| Exercise objective |
Count how many lines in the material below hold the word "detached"; the reply is that number alone.

(Figure content listings)
◇ ◇ ◇ ◇ ◇ ◇ ◇
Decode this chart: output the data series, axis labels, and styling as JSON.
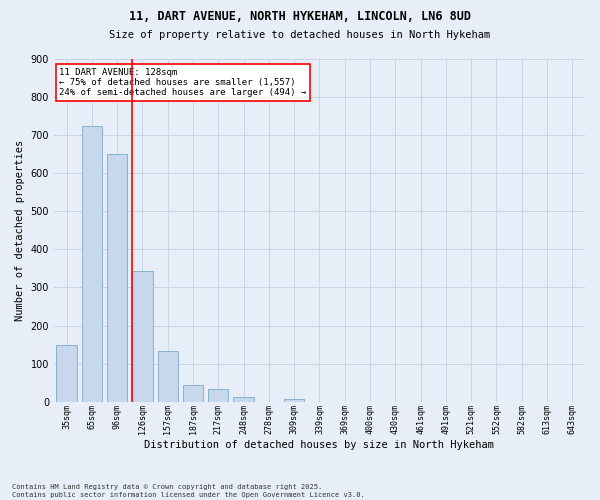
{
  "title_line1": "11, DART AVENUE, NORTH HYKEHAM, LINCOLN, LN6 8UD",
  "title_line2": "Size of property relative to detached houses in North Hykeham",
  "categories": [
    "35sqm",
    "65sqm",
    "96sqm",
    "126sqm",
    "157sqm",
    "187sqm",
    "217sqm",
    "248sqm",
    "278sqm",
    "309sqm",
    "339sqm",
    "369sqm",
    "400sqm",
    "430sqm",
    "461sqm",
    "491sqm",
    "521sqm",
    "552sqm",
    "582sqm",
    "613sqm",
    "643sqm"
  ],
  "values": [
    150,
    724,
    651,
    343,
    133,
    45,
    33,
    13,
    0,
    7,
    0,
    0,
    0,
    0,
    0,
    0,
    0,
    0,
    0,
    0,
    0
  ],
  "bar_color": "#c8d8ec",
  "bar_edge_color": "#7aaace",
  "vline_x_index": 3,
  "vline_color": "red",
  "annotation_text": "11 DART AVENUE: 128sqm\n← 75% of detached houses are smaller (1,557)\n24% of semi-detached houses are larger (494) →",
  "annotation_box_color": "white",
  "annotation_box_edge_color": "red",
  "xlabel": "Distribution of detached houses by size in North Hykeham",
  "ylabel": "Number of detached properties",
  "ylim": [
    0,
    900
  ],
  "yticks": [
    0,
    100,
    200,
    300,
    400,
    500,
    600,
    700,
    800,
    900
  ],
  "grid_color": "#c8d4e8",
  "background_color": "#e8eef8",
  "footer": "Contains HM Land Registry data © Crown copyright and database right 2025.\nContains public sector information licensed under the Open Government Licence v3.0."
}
◇ ◇ ◇ ◇ ◇ ◇ ◇
| The response |
4